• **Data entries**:
######
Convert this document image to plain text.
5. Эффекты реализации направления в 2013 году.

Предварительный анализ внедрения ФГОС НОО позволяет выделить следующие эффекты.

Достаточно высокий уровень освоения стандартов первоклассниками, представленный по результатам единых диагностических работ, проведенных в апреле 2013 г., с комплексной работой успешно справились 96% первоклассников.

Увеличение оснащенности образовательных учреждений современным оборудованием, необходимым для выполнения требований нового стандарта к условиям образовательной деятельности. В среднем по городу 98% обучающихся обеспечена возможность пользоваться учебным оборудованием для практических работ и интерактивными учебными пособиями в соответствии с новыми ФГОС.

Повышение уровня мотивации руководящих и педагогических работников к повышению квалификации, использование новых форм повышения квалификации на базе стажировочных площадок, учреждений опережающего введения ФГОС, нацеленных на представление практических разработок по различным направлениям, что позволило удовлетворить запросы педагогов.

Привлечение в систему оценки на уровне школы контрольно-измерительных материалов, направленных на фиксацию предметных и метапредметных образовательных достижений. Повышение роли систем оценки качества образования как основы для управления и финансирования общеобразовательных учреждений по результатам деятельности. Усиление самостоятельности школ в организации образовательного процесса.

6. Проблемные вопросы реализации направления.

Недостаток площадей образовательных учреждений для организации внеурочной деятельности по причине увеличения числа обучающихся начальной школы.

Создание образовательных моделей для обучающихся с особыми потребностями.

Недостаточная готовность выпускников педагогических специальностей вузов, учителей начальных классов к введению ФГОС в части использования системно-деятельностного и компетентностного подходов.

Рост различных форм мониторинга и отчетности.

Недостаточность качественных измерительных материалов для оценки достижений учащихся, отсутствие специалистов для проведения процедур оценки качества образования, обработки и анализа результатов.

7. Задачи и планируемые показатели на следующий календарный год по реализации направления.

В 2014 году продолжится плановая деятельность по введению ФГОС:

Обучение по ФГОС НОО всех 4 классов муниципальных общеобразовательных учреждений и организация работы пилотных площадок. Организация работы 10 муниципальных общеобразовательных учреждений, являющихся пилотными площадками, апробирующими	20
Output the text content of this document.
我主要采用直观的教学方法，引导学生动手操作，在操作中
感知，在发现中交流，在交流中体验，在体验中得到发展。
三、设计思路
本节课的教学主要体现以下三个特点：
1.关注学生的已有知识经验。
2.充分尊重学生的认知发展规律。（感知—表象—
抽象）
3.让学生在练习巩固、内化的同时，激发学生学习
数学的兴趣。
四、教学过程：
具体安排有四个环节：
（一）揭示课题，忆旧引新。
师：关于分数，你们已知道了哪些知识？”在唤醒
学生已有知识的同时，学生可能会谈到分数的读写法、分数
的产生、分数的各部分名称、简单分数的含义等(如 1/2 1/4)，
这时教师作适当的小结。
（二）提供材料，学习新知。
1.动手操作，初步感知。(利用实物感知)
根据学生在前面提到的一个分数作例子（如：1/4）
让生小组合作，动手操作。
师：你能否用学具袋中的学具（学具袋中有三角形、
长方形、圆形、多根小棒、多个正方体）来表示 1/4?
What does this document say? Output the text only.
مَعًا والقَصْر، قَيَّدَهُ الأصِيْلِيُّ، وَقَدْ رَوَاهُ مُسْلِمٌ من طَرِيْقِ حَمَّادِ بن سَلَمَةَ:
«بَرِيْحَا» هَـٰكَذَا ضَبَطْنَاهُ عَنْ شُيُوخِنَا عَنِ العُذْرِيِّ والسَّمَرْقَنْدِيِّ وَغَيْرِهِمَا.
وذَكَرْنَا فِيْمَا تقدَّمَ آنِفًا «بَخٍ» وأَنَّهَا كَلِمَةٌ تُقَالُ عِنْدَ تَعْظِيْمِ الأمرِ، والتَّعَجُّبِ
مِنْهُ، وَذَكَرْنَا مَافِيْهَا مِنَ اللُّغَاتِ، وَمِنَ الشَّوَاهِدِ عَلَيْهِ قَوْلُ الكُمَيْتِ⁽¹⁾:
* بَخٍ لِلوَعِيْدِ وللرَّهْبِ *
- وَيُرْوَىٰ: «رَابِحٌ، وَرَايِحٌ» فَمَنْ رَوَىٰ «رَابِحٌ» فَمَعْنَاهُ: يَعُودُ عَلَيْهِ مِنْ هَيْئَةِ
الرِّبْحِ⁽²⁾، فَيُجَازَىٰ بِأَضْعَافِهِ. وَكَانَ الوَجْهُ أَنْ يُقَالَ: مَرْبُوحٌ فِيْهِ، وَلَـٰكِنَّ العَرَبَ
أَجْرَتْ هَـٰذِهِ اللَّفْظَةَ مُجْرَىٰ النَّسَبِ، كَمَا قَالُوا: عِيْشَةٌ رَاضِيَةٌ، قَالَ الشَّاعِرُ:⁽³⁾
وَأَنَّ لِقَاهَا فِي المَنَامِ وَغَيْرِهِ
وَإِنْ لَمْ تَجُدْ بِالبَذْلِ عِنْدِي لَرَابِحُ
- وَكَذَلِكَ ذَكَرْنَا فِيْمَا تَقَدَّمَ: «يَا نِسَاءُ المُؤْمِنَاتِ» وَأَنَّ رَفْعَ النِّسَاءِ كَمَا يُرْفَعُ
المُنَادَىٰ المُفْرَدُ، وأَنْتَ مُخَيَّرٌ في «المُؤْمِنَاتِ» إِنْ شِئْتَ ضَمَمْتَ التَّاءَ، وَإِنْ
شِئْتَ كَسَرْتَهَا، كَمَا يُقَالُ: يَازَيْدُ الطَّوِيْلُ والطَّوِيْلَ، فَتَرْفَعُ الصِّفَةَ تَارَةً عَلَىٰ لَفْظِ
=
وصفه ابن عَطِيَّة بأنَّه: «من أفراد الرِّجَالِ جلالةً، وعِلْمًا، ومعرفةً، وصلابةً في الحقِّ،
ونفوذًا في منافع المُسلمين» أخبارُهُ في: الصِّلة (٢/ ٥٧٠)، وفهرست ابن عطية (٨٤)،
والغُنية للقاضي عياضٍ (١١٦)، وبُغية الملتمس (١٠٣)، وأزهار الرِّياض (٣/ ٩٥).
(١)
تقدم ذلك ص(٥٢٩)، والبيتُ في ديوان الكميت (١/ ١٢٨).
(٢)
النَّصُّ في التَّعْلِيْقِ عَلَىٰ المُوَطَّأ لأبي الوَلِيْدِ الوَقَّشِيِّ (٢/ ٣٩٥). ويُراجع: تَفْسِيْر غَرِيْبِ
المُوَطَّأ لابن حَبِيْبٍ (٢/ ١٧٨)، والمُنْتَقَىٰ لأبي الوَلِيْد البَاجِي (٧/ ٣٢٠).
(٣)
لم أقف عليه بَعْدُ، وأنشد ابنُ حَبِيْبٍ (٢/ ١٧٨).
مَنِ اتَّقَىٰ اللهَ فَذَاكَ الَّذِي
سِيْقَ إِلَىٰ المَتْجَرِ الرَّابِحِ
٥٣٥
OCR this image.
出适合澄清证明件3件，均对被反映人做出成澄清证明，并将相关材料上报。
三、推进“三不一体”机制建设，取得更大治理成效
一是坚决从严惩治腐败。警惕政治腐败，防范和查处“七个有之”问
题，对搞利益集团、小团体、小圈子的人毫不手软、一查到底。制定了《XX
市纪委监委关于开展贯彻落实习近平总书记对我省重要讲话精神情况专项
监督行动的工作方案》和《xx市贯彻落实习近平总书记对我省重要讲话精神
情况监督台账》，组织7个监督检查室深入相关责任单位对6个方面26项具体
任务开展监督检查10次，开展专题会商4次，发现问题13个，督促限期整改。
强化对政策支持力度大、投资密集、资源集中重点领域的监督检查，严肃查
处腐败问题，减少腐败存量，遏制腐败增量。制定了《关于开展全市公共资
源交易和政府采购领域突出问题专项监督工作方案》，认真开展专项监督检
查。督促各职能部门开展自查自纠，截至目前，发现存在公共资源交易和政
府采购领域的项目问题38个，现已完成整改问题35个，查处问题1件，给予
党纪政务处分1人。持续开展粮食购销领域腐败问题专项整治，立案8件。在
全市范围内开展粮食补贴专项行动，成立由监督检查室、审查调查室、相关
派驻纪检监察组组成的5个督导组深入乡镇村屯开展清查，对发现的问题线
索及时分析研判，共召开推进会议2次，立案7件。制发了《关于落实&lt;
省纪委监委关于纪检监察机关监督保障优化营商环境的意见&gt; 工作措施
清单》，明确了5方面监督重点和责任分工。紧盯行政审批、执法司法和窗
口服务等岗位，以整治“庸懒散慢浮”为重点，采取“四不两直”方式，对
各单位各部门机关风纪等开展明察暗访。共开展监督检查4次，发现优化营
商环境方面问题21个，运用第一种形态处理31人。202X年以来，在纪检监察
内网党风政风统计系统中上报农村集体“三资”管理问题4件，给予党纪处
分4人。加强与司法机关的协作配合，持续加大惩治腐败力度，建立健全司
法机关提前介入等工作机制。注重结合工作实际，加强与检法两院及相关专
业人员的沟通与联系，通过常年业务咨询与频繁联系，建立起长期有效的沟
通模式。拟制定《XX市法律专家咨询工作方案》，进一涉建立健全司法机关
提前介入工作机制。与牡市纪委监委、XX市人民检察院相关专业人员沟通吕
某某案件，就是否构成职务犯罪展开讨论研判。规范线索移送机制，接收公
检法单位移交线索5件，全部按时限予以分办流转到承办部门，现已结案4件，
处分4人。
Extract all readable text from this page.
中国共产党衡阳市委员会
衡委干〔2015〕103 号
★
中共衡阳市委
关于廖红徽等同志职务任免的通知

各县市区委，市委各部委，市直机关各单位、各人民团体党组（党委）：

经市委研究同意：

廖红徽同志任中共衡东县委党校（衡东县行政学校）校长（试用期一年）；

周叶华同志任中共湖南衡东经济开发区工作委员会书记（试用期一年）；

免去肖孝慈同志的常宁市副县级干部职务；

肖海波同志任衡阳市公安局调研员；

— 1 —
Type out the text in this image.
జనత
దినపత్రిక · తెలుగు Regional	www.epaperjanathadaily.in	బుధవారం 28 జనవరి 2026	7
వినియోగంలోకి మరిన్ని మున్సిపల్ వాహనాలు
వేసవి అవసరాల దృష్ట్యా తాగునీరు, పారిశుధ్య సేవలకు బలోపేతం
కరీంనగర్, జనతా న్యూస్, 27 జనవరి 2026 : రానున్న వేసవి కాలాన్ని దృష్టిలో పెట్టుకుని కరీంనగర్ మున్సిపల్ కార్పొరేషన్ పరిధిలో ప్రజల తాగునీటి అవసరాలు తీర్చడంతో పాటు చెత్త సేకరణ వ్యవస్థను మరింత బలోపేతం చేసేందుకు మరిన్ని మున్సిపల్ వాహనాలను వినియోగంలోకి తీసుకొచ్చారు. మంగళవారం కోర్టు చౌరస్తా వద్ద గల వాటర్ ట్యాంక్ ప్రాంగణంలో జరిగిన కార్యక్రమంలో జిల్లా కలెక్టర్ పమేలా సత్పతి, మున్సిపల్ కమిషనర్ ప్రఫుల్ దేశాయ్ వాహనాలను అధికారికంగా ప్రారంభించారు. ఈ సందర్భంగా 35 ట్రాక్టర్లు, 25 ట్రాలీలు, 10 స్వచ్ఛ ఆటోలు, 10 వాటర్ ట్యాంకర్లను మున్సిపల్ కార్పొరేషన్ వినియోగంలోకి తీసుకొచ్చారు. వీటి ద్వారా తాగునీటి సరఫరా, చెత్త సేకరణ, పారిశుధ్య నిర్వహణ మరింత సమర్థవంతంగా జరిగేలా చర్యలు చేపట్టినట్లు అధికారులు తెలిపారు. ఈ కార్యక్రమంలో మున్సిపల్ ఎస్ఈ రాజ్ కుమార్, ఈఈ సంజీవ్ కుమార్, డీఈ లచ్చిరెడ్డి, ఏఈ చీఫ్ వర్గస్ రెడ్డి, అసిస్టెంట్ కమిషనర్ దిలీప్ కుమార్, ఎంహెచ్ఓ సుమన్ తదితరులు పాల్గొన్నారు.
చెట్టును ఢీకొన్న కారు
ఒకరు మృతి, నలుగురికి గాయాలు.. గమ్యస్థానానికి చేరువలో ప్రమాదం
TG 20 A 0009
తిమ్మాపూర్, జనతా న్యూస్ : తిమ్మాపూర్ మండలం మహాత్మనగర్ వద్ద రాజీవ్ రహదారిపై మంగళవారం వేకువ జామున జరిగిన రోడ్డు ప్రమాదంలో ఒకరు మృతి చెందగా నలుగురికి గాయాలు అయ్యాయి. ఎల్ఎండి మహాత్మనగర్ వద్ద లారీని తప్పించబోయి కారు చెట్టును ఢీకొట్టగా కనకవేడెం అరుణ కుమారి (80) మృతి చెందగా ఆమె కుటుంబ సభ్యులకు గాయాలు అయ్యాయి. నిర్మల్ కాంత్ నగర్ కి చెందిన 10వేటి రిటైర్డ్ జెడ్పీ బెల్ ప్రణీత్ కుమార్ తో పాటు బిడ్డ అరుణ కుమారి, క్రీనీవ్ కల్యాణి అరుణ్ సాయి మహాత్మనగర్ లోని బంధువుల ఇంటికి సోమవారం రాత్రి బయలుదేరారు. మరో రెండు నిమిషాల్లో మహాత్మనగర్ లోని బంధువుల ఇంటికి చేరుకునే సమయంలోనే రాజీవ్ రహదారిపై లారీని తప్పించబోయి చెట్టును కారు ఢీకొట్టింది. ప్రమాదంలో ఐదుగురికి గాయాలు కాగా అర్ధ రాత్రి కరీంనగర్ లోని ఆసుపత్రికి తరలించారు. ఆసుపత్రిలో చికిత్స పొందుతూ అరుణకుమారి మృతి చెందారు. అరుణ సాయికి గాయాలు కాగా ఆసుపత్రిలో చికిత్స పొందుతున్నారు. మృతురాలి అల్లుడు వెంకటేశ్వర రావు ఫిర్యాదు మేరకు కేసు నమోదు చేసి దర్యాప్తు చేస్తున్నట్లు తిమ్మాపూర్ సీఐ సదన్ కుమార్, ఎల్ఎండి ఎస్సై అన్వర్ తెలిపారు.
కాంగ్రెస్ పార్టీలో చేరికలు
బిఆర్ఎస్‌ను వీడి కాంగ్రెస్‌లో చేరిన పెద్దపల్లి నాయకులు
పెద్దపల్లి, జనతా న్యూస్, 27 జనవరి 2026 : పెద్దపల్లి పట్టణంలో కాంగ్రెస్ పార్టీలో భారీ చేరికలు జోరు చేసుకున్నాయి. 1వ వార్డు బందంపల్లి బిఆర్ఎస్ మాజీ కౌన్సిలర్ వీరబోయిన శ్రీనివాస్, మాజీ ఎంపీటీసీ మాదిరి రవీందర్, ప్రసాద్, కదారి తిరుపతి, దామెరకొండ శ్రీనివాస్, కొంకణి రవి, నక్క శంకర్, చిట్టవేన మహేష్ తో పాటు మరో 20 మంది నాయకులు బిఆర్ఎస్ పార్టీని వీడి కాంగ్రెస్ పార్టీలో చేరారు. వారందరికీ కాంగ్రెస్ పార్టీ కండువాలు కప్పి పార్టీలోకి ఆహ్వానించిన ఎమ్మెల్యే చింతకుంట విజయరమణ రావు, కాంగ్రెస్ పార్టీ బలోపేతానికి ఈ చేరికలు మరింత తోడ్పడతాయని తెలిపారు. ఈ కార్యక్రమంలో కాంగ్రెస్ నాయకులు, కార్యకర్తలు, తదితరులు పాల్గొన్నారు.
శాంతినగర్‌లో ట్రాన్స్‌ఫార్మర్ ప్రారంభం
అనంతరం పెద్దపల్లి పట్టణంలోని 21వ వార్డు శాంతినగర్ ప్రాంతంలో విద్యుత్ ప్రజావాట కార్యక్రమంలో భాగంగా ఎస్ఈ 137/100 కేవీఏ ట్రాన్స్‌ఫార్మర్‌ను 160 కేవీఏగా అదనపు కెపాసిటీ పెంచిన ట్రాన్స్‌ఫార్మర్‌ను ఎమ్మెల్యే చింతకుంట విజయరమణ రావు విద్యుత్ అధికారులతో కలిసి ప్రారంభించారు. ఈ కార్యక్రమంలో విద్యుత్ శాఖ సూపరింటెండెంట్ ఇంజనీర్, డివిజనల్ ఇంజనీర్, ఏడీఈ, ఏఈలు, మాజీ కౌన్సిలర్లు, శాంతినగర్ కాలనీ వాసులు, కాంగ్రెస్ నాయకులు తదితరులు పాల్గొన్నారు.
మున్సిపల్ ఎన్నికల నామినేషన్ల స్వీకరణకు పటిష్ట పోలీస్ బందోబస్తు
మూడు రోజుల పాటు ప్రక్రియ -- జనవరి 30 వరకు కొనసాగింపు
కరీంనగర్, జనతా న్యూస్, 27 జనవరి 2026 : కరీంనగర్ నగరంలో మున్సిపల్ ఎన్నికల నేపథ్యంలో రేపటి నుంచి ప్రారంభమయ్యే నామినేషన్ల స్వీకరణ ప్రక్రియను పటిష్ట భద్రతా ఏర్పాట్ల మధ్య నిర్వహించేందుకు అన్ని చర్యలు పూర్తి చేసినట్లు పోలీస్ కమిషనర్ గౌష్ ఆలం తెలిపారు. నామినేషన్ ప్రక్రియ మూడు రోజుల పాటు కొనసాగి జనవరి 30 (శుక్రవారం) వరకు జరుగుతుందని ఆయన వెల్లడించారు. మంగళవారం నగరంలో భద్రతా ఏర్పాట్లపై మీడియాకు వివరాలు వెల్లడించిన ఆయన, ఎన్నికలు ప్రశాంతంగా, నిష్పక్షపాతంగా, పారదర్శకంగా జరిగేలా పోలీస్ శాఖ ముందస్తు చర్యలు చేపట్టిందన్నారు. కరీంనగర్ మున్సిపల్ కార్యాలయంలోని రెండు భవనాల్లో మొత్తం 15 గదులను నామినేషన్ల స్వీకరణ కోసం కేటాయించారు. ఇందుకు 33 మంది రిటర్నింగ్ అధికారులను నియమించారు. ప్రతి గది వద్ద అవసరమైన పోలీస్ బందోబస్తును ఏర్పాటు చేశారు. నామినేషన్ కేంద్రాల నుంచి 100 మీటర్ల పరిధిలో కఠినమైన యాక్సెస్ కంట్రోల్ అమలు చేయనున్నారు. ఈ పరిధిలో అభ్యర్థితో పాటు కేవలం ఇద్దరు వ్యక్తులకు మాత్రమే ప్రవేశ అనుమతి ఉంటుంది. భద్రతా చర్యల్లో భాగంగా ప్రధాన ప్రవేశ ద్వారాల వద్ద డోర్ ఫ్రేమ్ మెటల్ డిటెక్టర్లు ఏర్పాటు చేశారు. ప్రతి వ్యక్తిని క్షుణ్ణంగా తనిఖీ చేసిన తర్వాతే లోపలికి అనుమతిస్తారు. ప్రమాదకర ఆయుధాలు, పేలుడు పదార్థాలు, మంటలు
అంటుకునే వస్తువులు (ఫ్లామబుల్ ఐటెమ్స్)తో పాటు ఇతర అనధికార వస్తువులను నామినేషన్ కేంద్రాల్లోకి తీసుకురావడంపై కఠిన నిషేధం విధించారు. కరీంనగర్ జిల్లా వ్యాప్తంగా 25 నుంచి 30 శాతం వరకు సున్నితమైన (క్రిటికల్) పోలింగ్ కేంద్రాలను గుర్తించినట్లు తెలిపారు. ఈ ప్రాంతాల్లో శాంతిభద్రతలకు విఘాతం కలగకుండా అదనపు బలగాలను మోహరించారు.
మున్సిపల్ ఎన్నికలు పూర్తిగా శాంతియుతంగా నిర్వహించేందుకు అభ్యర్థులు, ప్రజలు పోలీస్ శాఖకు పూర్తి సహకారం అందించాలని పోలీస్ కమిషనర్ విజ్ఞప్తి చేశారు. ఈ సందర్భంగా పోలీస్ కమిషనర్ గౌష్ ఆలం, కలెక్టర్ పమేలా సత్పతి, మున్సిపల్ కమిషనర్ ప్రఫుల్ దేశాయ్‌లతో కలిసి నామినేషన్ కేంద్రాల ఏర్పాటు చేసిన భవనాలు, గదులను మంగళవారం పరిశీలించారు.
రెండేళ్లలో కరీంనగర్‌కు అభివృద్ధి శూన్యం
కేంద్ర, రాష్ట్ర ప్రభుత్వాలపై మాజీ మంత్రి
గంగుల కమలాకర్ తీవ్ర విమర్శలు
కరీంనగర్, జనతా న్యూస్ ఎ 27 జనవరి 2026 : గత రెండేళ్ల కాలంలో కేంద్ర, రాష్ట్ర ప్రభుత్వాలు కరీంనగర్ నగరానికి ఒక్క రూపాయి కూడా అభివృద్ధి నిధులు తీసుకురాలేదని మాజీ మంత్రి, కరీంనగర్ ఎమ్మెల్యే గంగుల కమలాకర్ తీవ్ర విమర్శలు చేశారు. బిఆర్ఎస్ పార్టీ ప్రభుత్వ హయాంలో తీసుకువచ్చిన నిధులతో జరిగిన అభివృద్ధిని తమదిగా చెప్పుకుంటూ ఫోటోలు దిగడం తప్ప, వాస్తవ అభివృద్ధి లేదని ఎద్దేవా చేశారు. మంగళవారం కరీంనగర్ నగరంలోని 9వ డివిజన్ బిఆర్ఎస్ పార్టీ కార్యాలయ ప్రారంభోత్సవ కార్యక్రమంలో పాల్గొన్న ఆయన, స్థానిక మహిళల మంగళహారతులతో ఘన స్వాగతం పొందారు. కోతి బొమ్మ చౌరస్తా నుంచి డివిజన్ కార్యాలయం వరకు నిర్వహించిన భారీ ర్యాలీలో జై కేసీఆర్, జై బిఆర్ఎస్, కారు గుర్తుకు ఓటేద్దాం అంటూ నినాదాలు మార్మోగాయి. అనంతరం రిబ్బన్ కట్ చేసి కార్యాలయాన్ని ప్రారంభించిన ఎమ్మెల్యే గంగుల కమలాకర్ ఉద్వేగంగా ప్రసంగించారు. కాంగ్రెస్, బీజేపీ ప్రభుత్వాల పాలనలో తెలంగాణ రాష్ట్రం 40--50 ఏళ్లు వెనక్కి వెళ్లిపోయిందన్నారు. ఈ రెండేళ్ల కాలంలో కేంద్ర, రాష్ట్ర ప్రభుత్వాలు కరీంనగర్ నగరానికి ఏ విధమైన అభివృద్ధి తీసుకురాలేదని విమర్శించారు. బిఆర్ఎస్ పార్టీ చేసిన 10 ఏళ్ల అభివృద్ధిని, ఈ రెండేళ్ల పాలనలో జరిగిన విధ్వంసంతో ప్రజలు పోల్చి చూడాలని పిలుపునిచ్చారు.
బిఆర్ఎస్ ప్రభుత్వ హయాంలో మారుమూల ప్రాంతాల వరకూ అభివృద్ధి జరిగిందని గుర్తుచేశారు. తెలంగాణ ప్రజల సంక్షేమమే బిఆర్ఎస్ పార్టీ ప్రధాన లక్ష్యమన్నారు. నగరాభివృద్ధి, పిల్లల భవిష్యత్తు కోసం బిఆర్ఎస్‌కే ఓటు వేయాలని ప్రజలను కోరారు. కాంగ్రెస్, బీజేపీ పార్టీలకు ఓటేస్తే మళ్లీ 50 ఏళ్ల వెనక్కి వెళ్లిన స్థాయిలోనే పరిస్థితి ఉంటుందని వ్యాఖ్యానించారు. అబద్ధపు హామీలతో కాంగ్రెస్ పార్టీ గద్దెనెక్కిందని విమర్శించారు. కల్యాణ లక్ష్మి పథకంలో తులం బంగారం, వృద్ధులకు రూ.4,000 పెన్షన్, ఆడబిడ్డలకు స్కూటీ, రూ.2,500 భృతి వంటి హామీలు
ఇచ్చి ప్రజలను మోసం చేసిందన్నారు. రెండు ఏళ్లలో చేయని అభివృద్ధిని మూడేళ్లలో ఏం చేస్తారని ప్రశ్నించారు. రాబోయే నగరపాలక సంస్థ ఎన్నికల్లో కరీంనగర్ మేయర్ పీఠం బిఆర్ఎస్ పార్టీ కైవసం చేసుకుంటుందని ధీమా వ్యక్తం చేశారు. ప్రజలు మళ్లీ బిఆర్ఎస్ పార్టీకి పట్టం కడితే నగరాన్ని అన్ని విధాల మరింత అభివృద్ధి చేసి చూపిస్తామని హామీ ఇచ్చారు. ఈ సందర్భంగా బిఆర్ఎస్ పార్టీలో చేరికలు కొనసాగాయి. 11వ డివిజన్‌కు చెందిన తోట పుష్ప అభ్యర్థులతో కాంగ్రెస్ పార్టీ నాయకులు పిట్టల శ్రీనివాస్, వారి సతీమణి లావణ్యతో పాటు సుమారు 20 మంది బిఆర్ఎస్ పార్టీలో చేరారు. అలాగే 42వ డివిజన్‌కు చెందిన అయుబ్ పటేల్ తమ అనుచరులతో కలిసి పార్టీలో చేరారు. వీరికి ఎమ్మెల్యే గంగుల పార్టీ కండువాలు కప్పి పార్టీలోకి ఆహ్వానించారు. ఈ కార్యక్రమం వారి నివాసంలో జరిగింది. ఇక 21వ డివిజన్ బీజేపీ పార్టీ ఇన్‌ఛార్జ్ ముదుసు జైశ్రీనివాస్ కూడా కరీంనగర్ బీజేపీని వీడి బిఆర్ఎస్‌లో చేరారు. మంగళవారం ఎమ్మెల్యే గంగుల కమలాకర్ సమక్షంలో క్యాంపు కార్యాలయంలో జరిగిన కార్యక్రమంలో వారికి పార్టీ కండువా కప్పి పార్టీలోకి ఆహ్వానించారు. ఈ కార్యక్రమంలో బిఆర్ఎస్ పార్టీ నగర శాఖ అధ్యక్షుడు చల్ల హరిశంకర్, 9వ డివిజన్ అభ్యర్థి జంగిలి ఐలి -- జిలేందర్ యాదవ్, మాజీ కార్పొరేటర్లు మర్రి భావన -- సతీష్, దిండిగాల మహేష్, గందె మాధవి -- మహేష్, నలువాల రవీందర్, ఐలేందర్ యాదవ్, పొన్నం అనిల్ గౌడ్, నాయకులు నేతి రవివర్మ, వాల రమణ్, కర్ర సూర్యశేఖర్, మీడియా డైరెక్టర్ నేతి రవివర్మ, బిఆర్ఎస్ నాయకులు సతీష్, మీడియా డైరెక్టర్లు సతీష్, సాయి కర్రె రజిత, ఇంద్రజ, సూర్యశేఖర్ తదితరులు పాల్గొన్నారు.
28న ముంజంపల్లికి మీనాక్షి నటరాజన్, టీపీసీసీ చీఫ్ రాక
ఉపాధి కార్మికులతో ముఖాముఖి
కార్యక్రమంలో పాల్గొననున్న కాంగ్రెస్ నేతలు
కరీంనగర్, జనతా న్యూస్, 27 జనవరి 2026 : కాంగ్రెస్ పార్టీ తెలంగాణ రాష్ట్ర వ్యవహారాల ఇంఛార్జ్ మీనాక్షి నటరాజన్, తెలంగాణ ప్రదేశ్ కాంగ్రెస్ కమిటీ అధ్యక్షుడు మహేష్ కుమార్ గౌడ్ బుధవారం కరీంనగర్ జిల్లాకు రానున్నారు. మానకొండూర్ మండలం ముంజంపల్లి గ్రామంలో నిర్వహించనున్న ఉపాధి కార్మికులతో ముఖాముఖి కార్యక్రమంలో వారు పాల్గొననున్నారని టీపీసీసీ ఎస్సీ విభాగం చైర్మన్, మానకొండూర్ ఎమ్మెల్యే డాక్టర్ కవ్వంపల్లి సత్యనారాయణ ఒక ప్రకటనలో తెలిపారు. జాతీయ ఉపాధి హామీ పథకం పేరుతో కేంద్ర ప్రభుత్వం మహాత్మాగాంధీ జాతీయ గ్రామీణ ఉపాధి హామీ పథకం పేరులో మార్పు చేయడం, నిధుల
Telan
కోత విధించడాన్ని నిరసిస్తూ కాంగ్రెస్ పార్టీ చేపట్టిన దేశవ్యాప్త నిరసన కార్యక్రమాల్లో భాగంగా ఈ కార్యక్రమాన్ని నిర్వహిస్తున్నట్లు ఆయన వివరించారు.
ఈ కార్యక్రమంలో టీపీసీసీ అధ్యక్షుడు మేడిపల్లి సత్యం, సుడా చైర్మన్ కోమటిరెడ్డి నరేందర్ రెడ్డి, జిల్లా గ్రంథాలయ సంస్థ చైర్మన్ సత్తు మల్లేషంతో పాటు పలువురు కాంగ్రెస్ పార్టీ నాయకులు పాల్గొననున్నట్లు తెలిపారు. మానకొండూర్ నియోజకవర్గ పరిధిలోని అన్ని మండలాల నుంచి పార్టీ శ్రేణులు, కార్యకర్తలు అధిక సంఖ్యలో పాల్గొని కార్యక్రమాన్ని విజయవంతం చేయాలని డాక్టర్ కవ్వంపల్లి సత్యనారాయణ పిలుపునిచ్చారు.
######
Copy each line of the listing in which the word "అదనప" can be found.

• **Written solution**:
అనంతరం పెద్దపల్లి పట్టణంలోని 21వ వార్డు శాంతినగర్ ప్రాంతంలో విద్యుత్ ప్రజావాట కార్యక్రమంలో భాగంగా ఎస్ఈ 137/100 కేవీఏ ట్రాన్స్‌ఫార్మర్‌ను 160 కేవీఏగా అదనపు కెపాసిటీ పెంచిన ట్రాన్స్‌ఫార్మర్‌ను ఎమ్మెల్యే చింతకుంట విజయరమణ రావు విద్యుత్ అధికారులతో కలిసి ప్రారంభించారు. ఈ కార్యక్రమంలో విద్యుత్ శాఖ సూపరింటెండెంట్ ఇంజనీర్, డివిజనల్ ఇంజనీర్, ఏడీఈ, ఏఈలు, మాజీ కౌన్సిలర్లు, శాంతినగర్ కాలనీ వాసులు, కాంగ్రెస్ నాయకులు తదితరులు పాల్గొన్నారు.
అంటుకునే వస్తువులు (ఫ్లామబుల్ ఐటెమ్స్)తో పాటు ఇతర అనధికార వస్తువులను నామినేషన్ కేంద్రాల్లోకి తీసుకురావడంపై కఠిన నిషేధం విధించారు. కరీంనగర్ జిల్లా వ్యాప్తంగా 25 నుంచి 30 శాతం వరకు సున్నితమైన (క్రిటికల్) పోలింగ్ కేంద్రాలను గుర్తించినట్లు తెలిపారు. ఈ ప్రాంతాల్లో శాంతిభద్రతలకు విఘాతం కలగకుండా అదనపు బలగాలను మోహరించారు.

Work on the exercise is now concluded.